■ Source records:
==================================================
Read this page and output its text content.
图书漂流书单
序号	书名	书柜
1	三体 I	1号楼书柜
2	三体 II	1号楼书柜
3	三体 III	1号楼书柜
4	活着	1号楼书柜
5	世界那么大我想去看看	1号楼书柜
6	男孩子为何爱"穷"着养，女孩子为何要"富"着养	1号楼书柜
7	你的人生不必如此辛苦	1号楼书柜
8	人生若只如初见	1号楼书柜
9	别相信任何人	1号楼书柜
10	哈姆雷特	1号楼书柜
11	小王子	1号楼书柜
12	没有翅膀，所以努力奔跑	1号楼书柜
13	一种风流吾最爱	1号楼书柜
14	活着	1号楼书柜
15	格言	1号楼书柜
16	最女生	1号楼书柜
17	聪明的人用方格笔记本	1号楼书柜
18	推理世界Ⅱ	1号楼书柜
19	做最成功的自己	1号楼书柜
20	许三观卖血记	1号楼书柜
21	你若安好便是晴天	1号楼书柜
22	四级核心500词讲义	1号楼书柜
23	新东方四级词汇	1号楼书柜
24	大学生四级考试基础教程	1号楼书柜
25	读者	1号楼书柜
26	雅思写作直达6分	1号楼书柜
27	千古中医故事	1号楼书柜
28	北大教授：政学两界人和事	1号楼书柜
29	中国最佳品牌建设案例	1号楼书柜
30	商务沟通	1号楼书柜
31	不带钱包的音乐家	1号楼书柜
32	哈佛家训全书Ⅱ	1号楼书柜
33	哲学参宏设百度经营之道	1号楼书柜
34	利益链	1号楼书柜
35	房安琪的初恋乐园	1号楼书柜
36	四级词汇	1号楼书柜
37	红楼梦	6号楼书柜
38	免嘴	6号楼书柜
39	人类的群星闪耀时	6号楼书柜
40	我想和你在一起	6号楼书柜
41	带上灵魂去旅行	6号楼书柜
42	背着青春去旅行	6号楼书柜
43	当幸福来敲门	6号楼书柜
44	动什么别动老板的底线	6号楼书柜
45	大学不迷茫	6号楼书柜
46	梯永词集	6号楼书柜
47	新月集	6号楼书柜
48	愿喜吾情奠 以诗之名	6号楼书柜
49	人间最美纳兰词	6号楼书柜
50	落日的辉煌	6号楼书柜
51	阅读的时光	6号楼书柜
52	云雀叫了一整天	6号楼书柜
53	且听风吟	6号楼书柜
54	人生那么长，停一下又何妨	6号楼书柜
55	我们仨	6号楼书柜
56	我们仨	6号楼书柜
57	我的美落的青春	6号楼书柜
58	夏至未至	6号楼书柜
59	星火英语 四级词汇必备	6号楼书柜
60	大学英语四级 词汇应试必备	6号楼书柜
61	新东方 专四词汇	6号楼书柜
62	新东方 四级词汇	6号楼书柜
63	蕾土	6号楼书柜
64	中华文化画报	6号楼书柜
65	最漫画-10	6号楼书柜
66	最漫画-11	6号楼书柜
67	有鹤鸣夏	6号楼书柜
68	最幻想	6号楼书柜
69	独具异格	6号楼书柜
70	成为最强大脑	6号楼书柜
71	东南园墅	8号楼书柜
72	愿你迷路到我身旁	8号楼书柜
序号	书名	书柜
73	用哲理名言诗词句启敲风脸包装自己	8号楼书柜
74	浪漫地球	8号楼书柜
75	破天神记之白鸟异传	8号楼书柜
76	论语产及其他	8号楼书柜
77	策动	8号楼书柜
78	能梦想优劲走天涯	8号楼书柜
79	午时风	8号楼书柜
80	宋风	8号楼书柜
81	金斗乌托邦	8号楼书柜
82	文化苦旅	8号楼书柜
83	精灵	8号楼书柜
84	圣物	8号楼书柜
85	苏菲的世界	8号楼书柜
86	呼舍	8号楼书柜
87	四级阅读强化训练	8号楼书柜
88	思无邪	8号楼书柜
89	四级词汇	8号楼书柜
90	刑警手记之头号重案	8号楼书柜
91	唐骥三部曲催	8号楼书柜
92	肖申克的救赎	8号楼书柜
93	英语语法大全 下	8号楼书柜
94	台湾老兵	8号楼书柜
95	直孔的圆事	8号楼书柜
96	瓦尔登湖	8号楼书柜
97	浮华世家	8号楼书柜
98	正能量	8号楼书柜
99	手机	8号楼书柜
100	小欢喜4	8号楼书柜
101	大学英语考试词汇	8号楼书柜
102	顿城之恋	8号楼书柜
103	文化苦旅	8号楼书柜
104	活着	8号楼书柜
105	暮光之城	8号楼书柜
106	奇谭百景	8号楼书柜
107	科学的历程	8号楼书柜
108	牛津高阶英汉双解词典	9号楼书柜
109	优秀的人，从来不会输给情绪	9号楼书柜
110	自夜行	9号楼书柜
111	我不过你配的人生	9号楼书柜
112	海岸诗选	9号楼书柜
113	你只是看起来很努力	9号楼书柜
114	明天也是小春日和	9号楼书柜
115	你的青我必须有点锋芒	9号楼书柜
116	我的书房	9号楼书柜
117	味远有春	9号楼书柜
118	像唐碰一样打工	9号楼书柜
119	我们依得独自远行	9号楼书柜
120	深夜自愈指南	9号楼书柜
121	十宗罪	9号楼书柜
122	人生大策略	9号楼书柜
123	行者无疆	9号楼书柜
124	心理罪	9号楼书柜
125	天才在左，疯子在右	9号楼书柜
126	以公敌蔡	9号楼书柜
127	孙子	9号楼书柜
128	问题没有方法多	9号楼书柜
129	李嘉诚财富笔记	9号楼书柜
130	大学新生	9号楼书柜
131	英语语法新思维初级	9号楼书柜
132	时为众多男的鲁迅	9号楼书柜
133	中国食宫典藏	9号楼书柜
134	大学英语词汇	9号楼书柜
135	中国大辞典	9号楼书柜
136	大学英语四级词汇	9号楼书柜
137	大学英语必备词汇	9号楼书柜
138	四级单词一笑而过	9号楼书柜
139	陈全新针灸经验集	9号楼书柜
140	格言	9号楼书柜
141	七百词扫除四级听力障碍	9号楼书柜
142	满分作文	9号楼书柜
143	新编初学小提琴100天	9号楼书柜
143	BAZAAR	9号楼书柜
==================================================
■ Set problem: Transcribe all lines as written.

■ Answer to this exercise:
Read this page and output its text content.
图书漂流书单
序号	书名	书柜
1	三体 I	1号楼书柜
2	三体 II	1号楼书柜
3	三体 III	1号楼书柜
4	活着	1号楼书柜
5	世界那么大我想去看看	1号楼书柜
6	男孩子为何爱"穷"着养，女孩子为何要"富"着养	1号楼书柜
7	你的人生不必如此辛苦	1号楼书柜
8	人生若只如初见	1号楼书柜
9	别相信任何人	1号楼书柜
10	哈姆雷特	1号楼书柜
11	小王子	1号楼书柜
12	没有翅膀，所以努力奔跑	1号楼书柜
13	一种风流吾最爱	1号楼书柜
14	活着	1号楼书柜
15	格言	1号楼书柜
16	最女生	1号楼书柜
17	聪明的人用方格笔记本	1号楼书柜
18	推理世界Ⅱ	1号楼书柜
19	做最成功的自己	1号楼书柜
20	许三观卖血记	1号楼书柜
21	你若安好便是晴天	1号楼书柜
22	四级核心500词讲义	1号楼书柜
23	新东方四级词汇	1号楼书柜
24	大学生四级考试基础教程	1号楼书柜
25	读者	1号楼书柜
26	雅思写作直达6分	1号楼书柜
27	千古中医故事	1号楼书柜
28	北大教授：政学两界人和事	1号楼书柜
29	中国最佳品牌建设案例	1号楼书柜
30	商务沟通	1号楼书柜
31	不带钱包的音乐家	1号楼书柜
32	哈佛家训全书Ⅱ	1号楼书柜
33	哲学参宏设百度经营之道	1号楼书柜
34	利益链	1号楼书柜
35	房安琪的初恋乐园	1号楼书柜
36	四级词汇	1号楼书柜
37	红楼梦	6号楼书柜
38	免嘴	6号楼书柜
39	人类的群星闪耀时	6号楼书柜
40	我想和你在一起	6号楼书柜
41	带上灵魂去旅行	6号楼书柜
42	背着青春去旅行	6号楼书柜
43	当幸福来敲门	6号楼书柜
44	动什么别动老板的底线	6号楼书柜
45	大学不迷茫	6号楼书柜
46	梯永词集	6号楼书柜
47	新月集	6号楼书柜
48	愿喜吾情奠 以诗之名	6号楼书柜
49	人间最美纳兰词	6号楼书柜
50	落日的辉煌	6号楼书柜
51	阅读的时光	6号楼书柜
52	云雀叫了一整天	6号楼书柜
53	且听风吟	6号楼书柜
54	人生那么长，停一下又何妨	6号楼书柜
55	我们仨	6号楼书柜
56	我们仨	6号楼书柜
57	我的美落的青春	6号楼书柜
58	夏至未至	6号楼书柜
59	星火英语 四级词汇必备	6号楼书柜
60	大学英语四级 词汇应试必备	6号楼书柜
61	新东方 专四词汇	6号楼书柜
62	新东方 四级词汇	6号楼书柜
63	蕾土	6号楼书柜
64	中华文化画报	6号楼书柜
65	最漫画-10	6号楼书柜
66	最漫画-11	6号楼书柜
67	有鹤鸣夏	6号楼书柜
68	最幻想	6号楼书柜
69	独具异格	6号楼书柜
70	成为最强大脑	6号楼书柜
71	东南园墅	8号楼书柜
72	愿你迷路到我身旁	8号楼书柜
序号	书名	书柜
73	用哲理名言诗词句启敲风脸包装自己	8号楼书柜
74	浪漫地球	8号楼书柜
75	破天神记之白鸟异传	8号楼书柜
76	论语产及其他	8号楼书柜
77	策动	8号楼书柜
78	能梦想优劲走天涯	8号楼书柜
79	午时风	8号楼书柜
80	宋风	8号楼书柜
81	金斗乌托邦	8号楼书柜
82	文化苦旅	8号楼书柜
83	精灵	8号楼书柜
84	圣物	8号楼书柜
85	苏菲的世界	8号楼书柜
86	呼舍	8号楼书柜
87	四级阅读强化训练	8号楼书柜
88	思无邪	8号楼书柜
89	四级词汇	8号楼书柜
90	刑警手记之头号重案	8号楼书柜
91	唐骥三部曲催	8号楼书柜
92	肖申克的救赎	8号楼书柜
93	英语语法大全 下	8号楼书柜
94	台湾老兵	8号楼书柜
95	直孔的圆事	8号楼书柜
96	瓦尔登湖	8号楼书柜
97	浮华世家	8号楼书柜
98	正能量	8号楼书柜
99	手机	8号楼书柜
100	小欢喜4	8号楼书柜
101	大学英语考试词汇	8号楼书柜
102	顿城之恋	8号楼书柜
103	文化苦旅	8号楼书柜
104	活着	8号楼书柜
105	暮光之城	8号楼书柜
106	奇谭百景	8号楼书柜
107	科学的历程	8号楼书柜
108	牛津高阶英汉双解词典	9号楼书柜
109	优秀的人，从来不会输给情绪	9号楼书柜
110	自夜行	9号楼书柜
111	我不过你配的人生	9号楼书柜
112	海岸诗选	9号楼书柜
113	你只是看起来很努力	9号楼书柜
114	明天也是小春日和	9号楼书柜
115	你的青我必须有点锋芒	9号楼书柜
116	我的书房	9号楼书柜
117	味远有春	9号楼书柜
118	像唐碰一样打工	9号楼书柜
119	我们依得独自远行	9号楼书柜
120	深夜自愈指南	9号楼书柜
121	十宗罪	9号楼书柜
122	人生大策略	9号楼书柜
123	行者无疆	9号楼书柜
124	心理罪	9号楼书柜
125	天才在左，疯子在右	9号楼书柜
126	以公敌蔡	9号楼书柜
127	孙子	9号楼书柜
128	问题没有方法多	9号楼书柜
129	李嘉诚财富笔记	9号楼书柜
130	大学新生	9号楼书柜
131	英语语法新思维初级	9号楼书柜
132	时为众多男的鲁迅	9号楼书柜
133	中国食宫典藏	9号楼书柜
134	大学英语词汇	9号楼书柜
135	中国大辞典	9号楼书柜
136	大学英语四级词汇	9号楼书柜
137	大学英语必备词汇	9号楼书柜
138	四级单词一笑而过	9号楼书柜
139	陈全新针灸经验集	9号楼书柜
140	格言	9号楼书柜
141	七百词扫除四级听力障碍	9号楼书柜
142	满分作文	9号楼书柜
143	新编初学小提琴100天	9号楼书柜
143	BAZAAR	9号楼书柜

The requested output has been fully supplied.